Stated task: In the entries below, find the lines with the word "have" and copy them.

Record list:
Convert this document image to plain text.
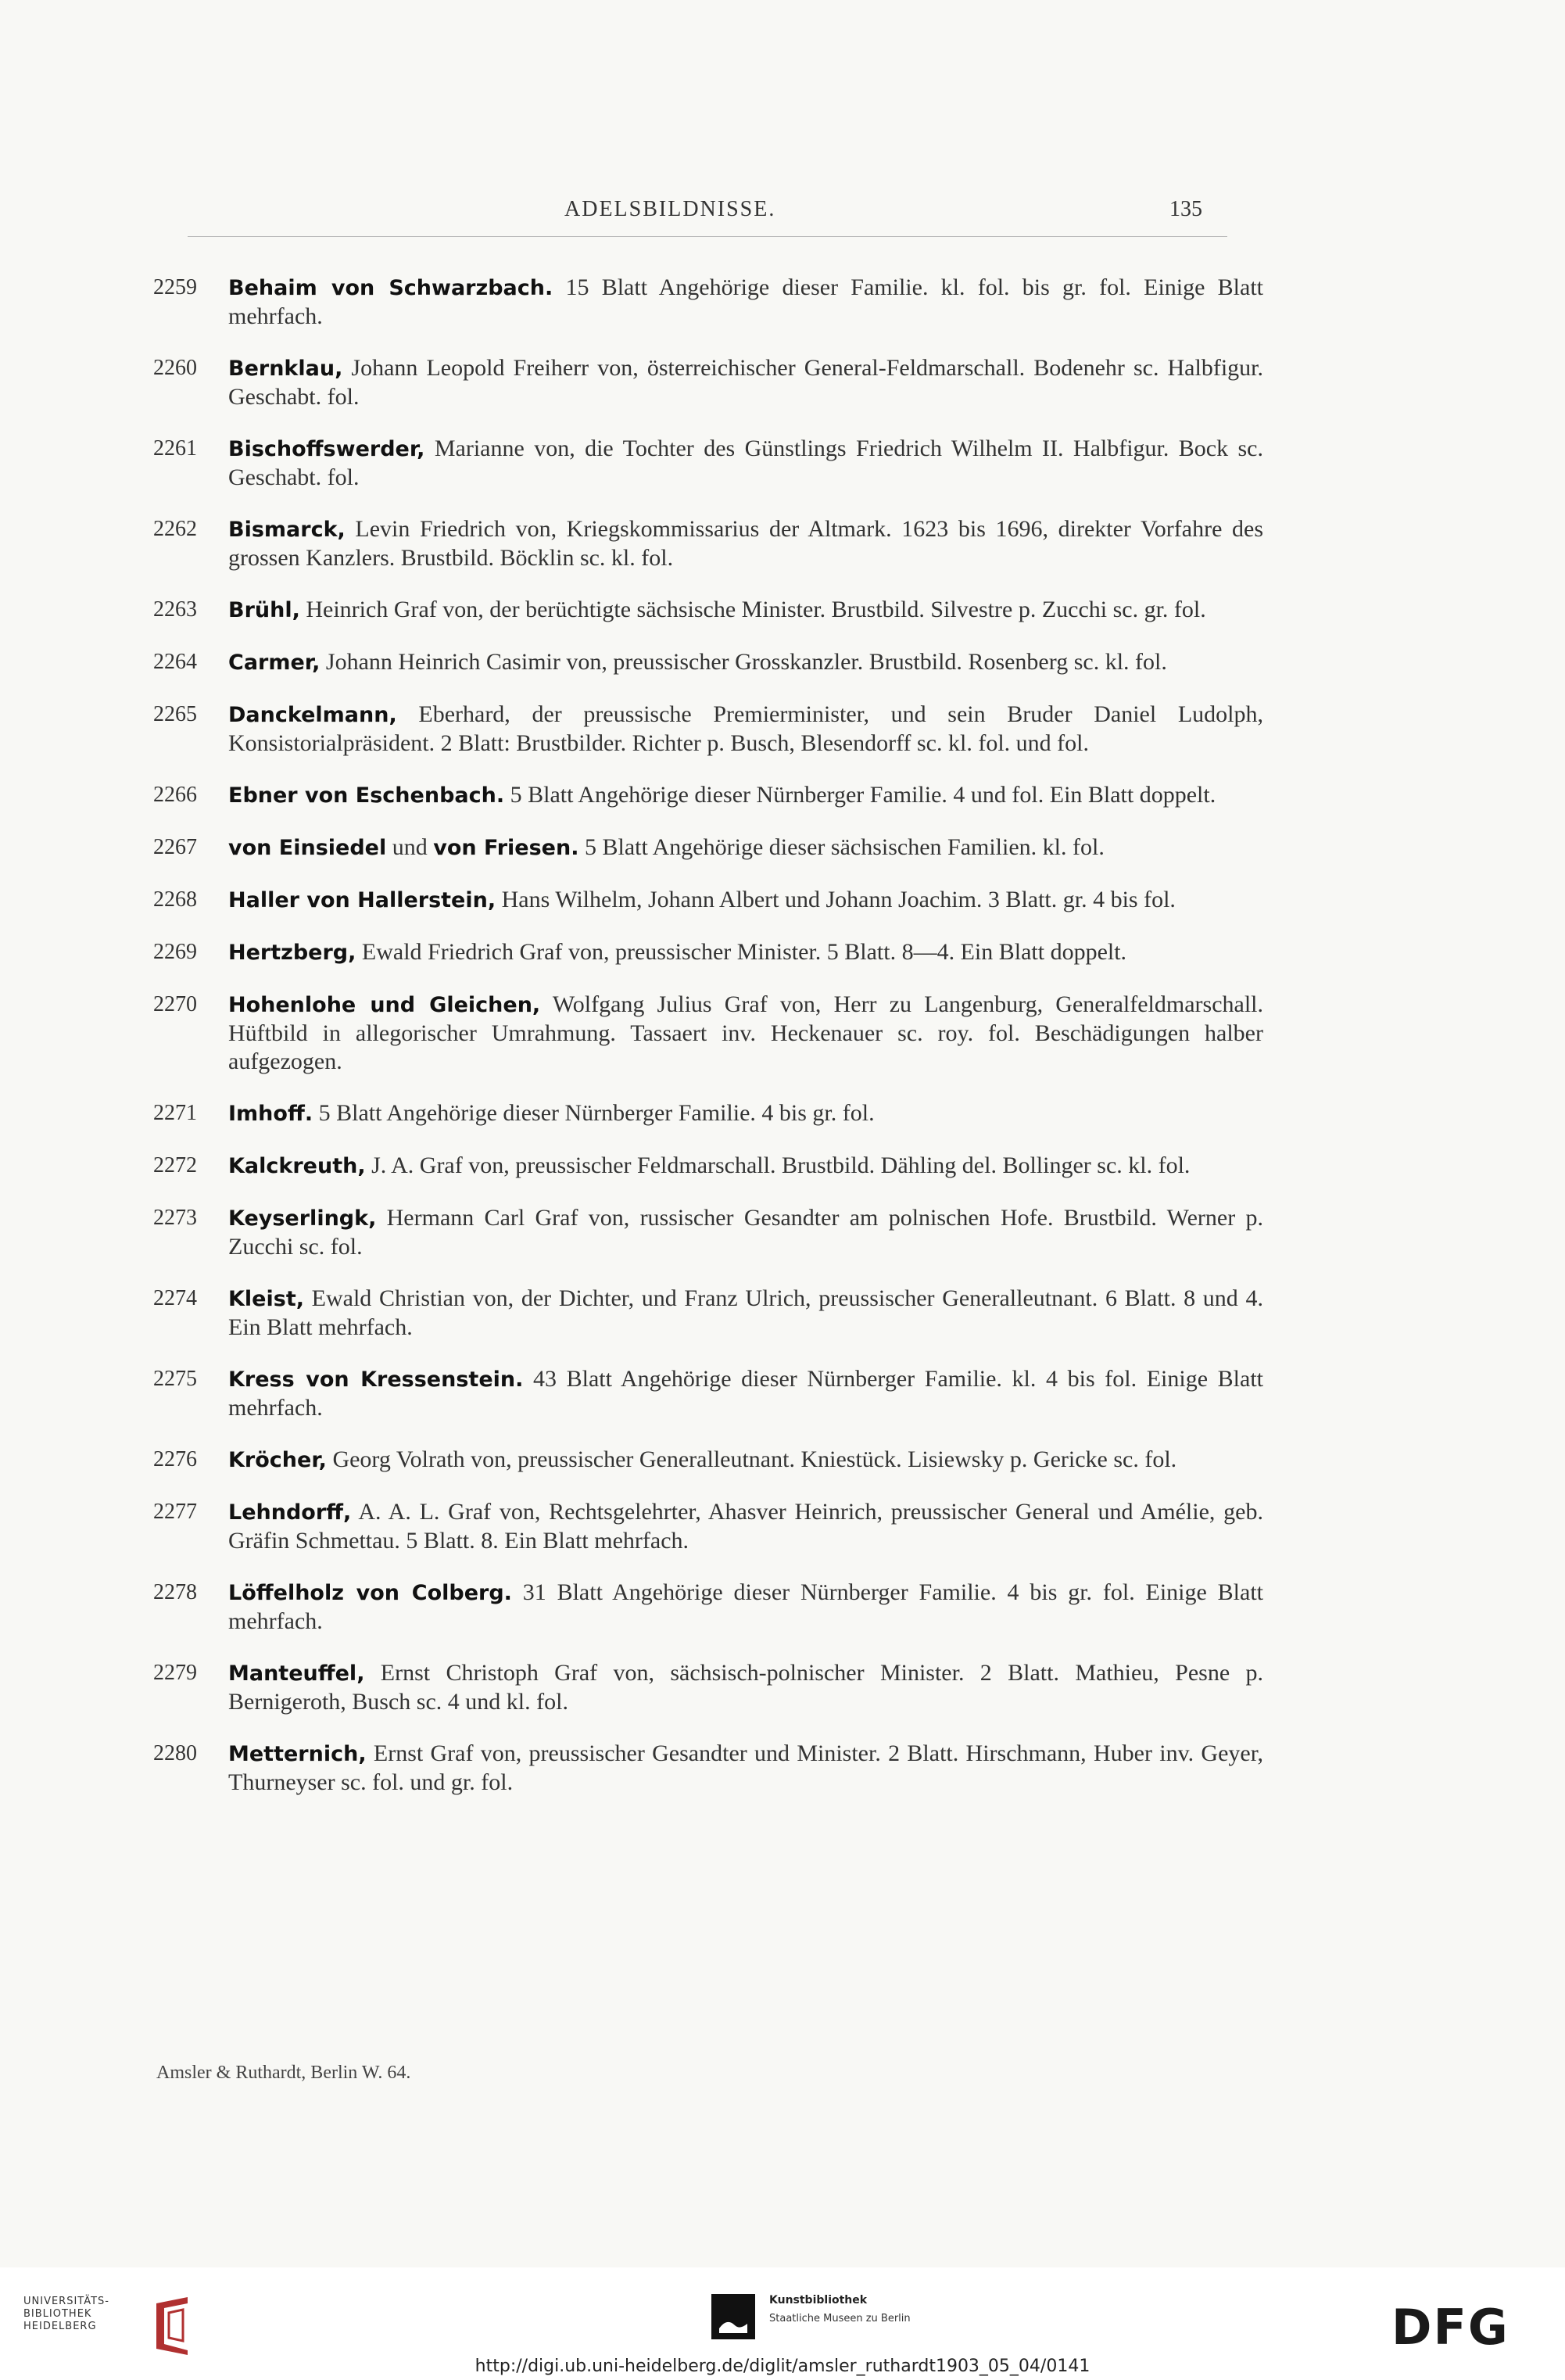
ADELSBILDNISSE.	135
2259	Behaim von Schwarzbach. 15 Blatt Angehörige dieser Familie. kl. fol. bis gr. fol. Einige Blatt mehrfach.
2260	Bernklau, Johann Leopold Freiherr von, österreichischer General-Feldmarschall. Bodenehr sc. Halbfigur. Geschabt. fol.
2261	Bischoffswerder, Marianne von, die Tochter des Günstlings Friedrich Wilhelm II. Halbfigur. Bock sc. Geschabt. fol.
2262	Bismarck, Levin Friedrich von, Kriegskommissarius der Altmark. 1623 bis 1696, direkter Vorfahre des grossen Kanzlers. Brustbild. Böcklin sc. kl. fol.
2263	Brühl, Heinrich Graf von, der berüchtigte sächsische Minister. Brustbild. Silvestre p. Zucchi sc. gr. fol.
2264	Carmer, Johann Heinrich Casimir von, preussischer Grosskanzler. Brustbild. Rosenberg sc. kl. fol.
2265	Danckelmann, Eberhard, der preussische Premierminister, und sein Bruder Daniel Ludolph, Konsistorialpräsident. 2 Blatt: Brustbilder. Richter p. Busch, Blesendorff sc. kl. fol. und fol.
2266	Ebner von Eschenbach. 5 Blatt Angehörige dieser Nürnberger Familie. 4 und fol. Ein Blatt doppelt.
2267	von Einsiedel und von Friesen. 5 Blatt Angehörige dieser sächsischen Familien. kl. fol.
2268	Haller von Hallerstein, Hans Wilhelm, Johann Albert und Johann Joachim. 3 Blatt. gr. 4 bis fol.
2269	Hertzberg, Ewald Friedrich Graf von, preussischer Minister. 5 Blatt. 8—4. Ein Blatt doppelt.
2270	Hohenlohe und Gleichen, Wolfgang Julius Graf von, Herr zu Langenburg, Generalfeldmarschall. Hüftbild in allegorischer Umrahmung. Tassaert inv. Heckenauer sc. roy. fol. Beschädigungen halber aufgezogen.
2271	Imhoff. 5 Blatt Angehörige dieser Nürnberger Familie. 4 bis gr. fol.
2272	Kalckreuth, J. A. Graf von, preussischer Feldmarschall. Brustbild. Dähling del. Bollinger sc. kl. fol.
2273	Keyserlingk, Hermann Carl Graf von, russischer Gesandter am polnischen Hofe. Brustbild. Werner p. Zucchi sc. fol.
2274	Kleist, Ewald Christian von, der Dichter, und Franz Ulrich, preussischer Generalleutnant. 6 Blatt. 8 und 4. Ein Blatt mehrfach.
2275	Kress von Kressenstein. 43 Blatt Angehörige dieser Nürnberger Familie. kl. 4 bis fol. Einige Blatt mehrfach.
2276	Kröcher, Georg Volrath von, preussischer Generalleutnant. Kniestück. Lisiewsky p. Gericke sc. fol.
2277	Lehndorff, A. A. L. Graf von, Rechtsgelehrter, Ahasver Heinrich, preussischer General und Amélie, geb. Gräfin Schmettau. 5 Blatt. 8. Ein Blatt mehrfach.
2278	Löffelholz von Colberg. 31 Blatt Angehörige dieser Nürnberger Familie. 4 bis gr. fol. Einige Blatt mehrfach.
2279	Manteuffel, Ernst Christoph Graf von, sächsisch-polnischer Minister. 2 Blatt. Mathieu, Pesne p. Bernigeroth, Busch sc. 4 und kl. fol.
2280	Metternich, Ernst Graf von, preussischer Gesandter und Minister. 2 Blatt. Hirschmann, Huber inv. Geyer, Thurneyser sc. fol. und gr. fol.
Amsler & Ruthardt, Berlin W. 64.
UNIVERSITÄTS-
BIBLIOTHEK
HEIDELBERG
Kunstbibliothek
Staatliche Museen zu Berlin	DFG
http://digi.ub.uni-heidelberg.de/diglit/amsler_ruthardt1903_05_04/0141
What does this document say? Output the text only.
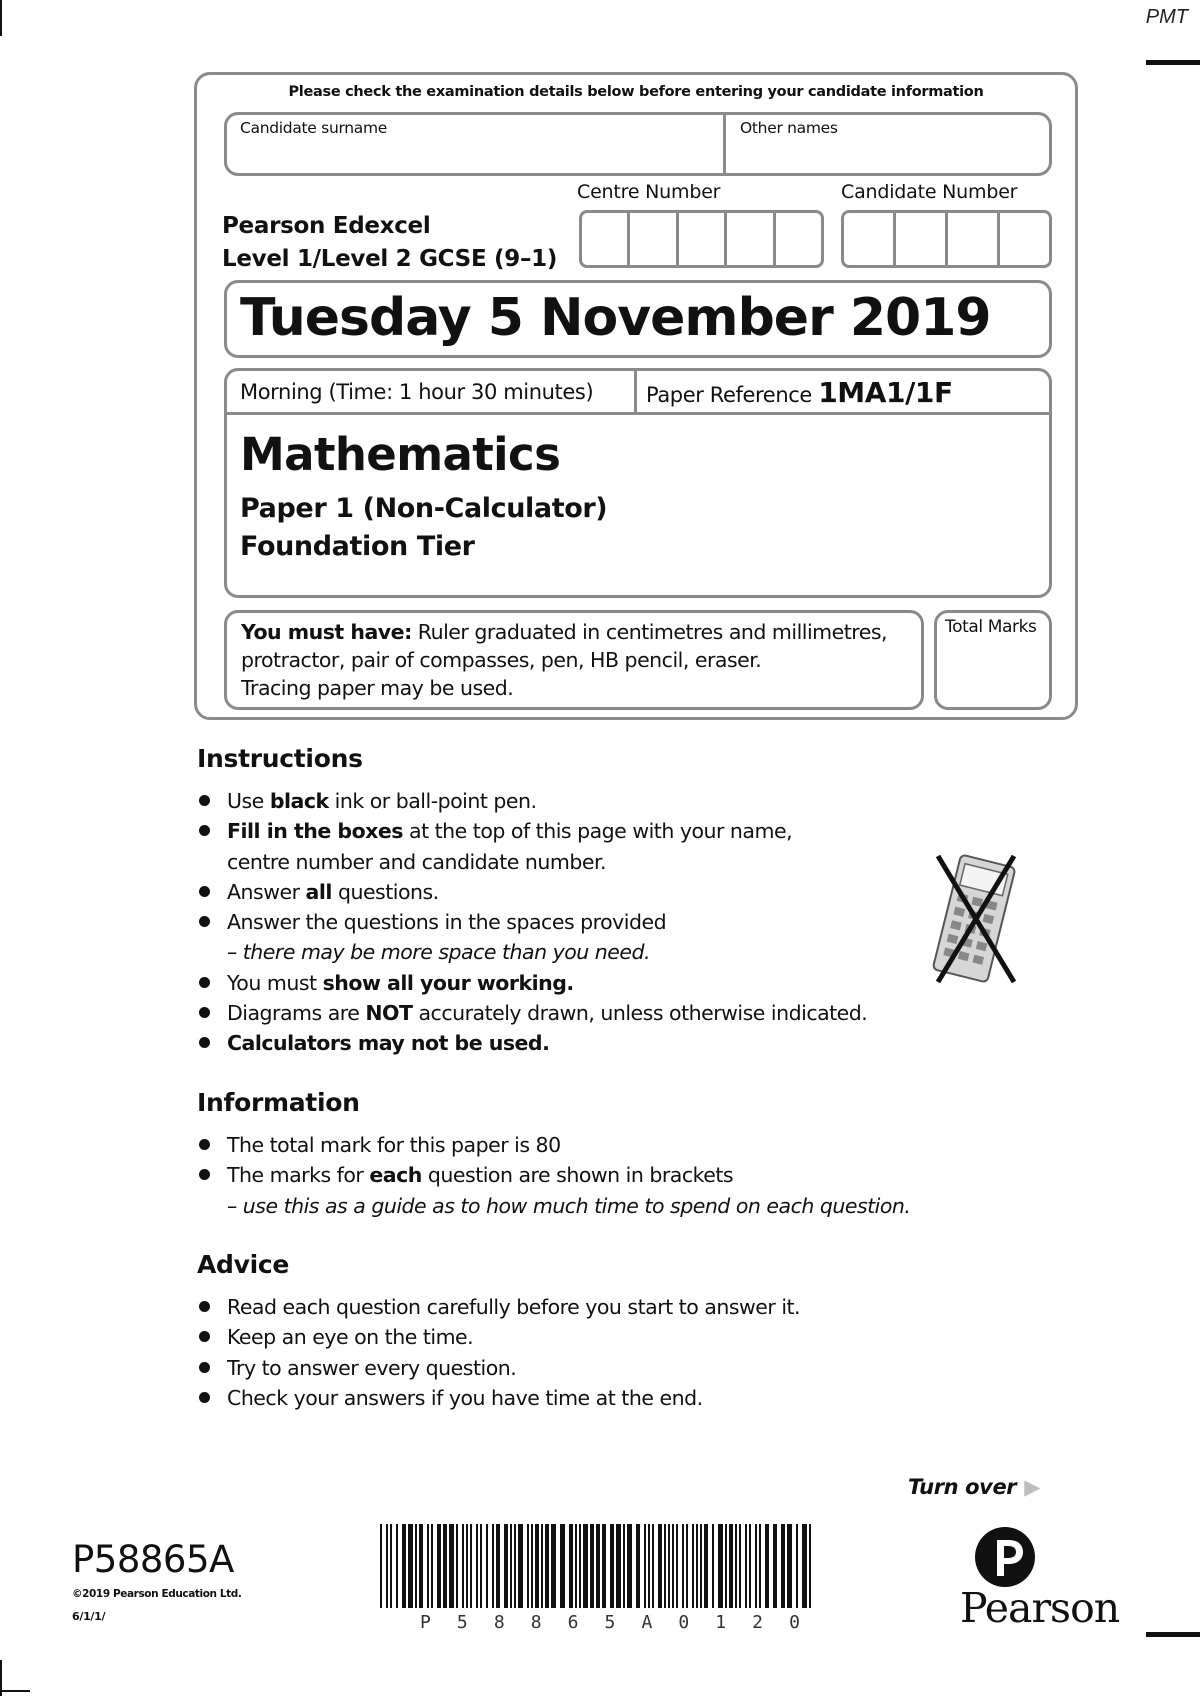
PMT
Please check the examination details below before entering your candidate information
Candidate surname	Other names
Centre Number	Candidate Number
Pearson Edexcel
Level 1/Level 2 GCSE (9–1)
Tuesday 5 November 2019
Morning (Time: 1 hour 30 minutes)	Paper Reference 1MA1/1F
Mathematics
Paper 1 (Non-Calculator)
Foundation Tier
You must have: Ruler graduated in centimetres and millimetres, protractor, pair of compasses, pen, HB pencil, eraser.
Tracing paper may be used.
Total Marks
Instructions
Use black ink or ball-point pen.
Fill in the boxes at the top of this page with your name,
centre number and candidate number.
Answer all questions.
Answer the questions in the spaces provided
– there may be more space than you need.
You must show all your working.
Diagrams are NOT accurately drawn, unless otherwise indicated.
Calculators may not be used.
Information
The total mark for this paper is 80
The marks for each question are shown in brackets
– use this as a guide as to how much time to spend on each question.
Advice
Read each question carefully before you start to answer it.
Keep an eye on the time.
Try to answer every question.
Check your answers if you have time at the end.
Turn over ▶
P58865A
©2019 Pearson Education Ltd.
6/1/1/	P 5 8 8 6 5 A 0 1 2 0	Pearson
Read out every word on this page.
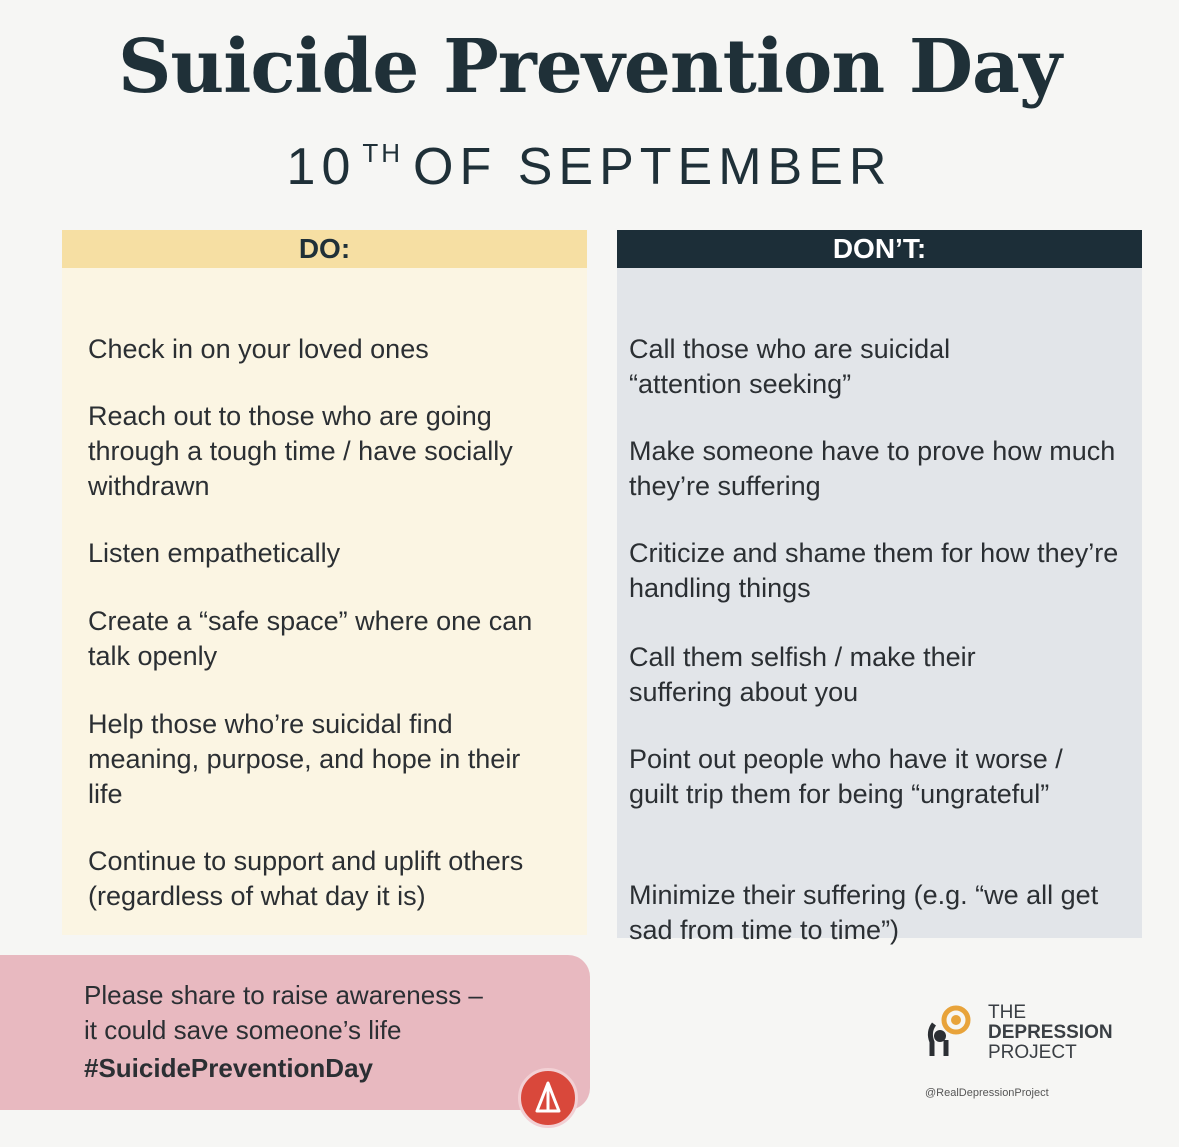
Suicide Prevention Day
10 $^{TH}$ OF SEPTEMBER
DO:
Check in on your loved ones
Reach out to those who are going through a tough time / have socially withdrawn
Listen empathetically
Create a “safe space” where one can talk openly
Help those who’re suicidal find meaning, purpose, and hope in their life
Continue to support and uplift others (regardless of what day it is)
DON’T:
Call those who are suicidal “attention seeking”
Make someone have to prove how much they’re suffering
Criticize and shame them for how they’re handling things
Call them selfish / make their suffering about you
Point out people who have it worse / guilt trip them for being “ungrateful”
Minimize their suffering (e.g. “we all get sad from time to time”)
Please share to raise awareness –
it could save someone’s life
#SuicidePreventionDay
THE
DEPRESSION
PROJECT
@RealDepressionProject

Correct result:
You must have: Ruler graduated in centimetres and millimetres, protractor, pair of compasses, pen, HB pencil, eraser.
Check your answers if you have time at the end.
Reach out to those who are going through a tough time / have socially withdrawn
Make someone have to prove how much they’re suffering
Point out people who have it worse / guilt trip them for being “ungrateful”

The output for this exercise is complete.